• _What to work on_:
Count how many lines hold the string "DERNEK". Answer with that number and nothing more.

● ● ● ● ● ● ●

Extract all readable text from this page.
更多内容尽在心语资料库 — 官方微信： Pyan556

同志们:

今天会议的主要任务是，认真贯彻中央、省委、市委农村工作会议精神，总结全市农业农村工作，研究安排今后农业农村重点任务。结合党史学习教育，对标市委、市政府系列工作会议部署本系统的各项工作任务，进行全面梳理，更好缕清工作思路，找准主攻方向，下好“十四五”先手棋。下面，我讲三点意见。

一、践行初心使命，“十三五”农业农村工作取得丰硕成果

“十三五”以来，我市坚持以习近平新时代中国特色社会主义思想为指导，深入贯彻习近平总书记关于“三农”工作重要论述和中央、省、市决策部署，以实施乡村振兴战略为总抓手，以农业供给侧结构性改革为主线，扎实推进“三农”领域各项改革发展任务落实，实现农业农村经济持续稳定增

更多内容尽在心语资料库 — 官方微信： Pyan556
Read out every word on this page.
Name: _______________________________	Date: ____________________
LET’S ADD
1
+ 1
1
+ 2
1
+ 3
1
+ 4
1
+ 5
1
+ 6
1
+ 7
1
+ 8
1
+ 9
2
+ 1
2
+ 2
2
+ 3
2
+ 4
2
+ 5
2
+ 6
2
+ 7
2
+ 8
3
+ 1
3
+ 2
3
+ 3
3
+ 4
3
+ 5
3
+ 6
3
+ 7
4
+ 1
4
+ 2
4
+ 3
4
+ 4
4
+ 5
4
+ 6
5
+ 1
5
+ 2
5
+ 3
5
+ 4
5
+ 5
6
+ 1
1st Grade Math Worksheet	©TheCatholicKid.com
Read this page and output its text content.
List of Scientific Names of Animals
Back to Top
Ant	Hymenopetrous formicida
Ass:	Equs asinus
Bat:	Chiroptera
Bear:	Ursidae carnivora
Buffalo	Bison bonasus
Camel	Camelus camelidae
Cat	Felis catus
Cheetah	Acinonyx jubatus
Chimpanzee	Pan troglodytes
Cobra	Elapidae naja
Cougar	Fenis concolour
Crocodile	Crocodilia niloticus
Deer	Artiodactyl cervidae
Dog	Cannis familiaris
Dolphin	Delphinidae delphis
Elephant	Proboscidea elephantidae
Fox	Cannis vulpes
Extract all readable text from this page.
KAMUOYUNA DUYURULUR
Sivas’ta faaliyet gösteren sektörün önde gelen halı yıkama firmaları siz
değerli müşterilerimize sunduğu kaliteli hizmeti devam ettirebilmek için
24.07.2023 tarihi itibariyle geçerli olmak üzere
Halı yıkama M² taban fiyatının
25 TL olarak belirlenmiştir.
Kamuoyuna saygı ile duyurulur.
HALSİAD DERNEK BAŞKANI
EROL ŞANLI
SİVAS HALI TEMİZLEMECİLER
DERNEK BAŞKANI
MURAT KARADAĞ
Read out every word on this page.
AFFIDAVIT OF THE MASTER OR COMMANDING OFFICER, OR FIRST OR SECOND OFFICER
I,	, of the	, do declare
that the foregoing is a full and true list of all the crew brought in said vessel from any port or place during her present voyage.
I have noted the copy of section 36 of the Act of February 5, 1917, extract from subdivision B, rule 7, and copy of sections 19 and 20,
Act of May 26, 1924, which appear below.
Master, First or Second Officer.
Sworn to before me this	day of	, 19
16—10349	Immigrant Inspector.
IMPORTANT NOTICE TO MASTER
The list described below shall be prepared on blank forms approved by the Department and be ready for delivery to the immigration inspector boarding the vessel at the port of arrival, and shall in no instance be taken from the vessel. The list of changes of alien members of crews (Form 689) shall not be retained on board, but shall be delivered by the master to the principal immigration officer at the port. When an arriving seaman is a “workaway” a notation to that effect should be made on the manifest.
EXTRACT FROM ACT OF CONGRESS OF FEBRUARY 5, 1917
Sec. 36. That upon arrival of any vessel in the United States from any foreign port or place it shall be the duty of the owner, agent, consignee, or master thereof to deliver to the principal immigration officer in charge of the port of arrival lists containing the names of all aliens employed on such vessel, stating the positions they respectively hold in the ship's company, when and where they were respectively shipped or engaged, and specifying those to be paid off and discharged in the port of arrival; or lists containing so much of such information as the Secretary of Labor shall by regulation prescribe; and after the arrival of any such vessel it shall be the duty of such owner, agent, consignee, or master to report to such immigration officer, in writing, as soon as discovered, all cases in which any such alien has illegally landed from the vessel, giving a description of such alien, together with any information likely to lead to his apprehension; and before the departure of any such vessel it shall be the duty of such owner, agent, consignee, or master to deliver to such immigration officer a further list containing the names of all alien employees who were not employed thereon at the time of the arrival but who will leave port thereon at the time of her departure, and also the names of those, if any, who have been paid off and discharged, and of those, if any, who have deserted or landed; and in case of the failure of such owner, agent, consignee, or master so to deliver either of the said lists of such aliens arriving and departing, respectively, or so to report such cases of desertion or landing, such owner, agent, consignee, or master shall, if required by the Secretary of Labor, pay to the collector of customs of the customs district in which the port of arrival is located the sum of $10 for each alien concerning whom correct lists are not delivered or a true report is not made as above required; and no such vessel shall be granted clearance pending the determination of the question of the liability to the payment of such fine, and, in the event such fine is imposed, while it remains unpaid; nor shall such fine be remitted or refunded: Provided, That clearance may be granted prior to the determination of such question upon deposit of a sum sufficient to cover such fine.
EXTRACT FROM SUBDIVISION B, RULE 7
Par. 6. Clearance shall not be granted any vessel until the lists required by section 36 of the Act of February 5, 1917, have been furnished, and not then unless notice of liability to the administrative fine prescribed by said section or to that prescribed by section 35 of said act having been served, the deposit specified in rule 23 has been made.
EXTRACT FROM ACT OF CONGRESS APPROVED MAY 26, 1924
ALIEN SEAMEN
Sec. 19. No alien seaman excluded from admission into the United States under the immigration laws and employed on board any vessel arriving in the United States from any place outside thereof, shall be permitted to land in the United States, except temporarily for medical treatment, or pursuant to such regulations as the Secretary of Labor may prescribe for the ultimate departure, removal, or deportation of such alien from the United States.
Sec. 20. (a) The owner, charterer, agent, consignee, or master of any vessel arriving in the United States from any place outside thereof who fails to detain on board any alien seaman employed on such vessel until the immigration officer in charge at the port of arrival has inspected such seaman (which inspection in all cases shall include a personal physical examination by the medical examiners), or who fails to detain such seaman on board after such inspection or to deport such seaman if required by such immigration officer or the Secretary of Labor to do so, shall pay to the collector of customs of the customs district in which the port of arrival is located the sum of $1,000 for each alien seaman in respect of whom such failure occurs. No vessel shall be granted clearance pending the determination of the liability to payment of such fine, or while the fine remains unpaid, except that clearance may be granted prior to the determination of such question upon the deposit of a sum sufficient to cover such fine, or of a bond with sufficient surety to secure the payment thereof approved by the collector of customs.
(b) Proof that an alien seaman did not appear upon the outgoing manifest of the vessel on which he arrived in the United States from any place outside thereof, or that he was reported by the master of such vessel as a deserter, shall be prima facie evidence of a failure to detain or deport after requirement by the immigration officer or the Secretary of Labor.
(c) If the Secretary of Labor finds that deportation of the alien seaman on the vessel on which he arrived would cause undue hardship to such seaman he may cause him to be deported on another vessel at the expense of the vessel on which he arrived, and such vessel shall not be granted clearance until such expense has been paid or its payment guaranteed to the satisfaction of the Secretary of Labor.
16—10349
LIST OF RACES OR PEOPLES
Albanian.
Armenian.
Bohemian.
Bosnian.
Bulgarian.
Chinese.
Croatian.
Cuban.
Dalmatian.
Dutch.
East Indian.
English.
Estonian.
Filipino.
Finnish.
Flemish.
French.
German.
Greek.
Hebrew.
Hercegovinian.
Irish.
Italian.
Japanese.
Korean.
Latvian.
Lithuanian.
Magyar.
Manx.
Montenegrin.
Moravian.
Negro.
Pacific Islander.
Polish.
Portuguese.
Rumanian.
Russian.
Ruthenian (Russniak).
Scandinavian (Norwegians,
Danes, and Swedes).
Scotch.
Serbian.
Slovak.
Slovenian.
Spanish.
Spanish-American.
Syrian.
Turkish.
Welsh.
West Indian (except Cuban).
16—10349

● ● ● ● ● ● ●

• _Expected answer_:
2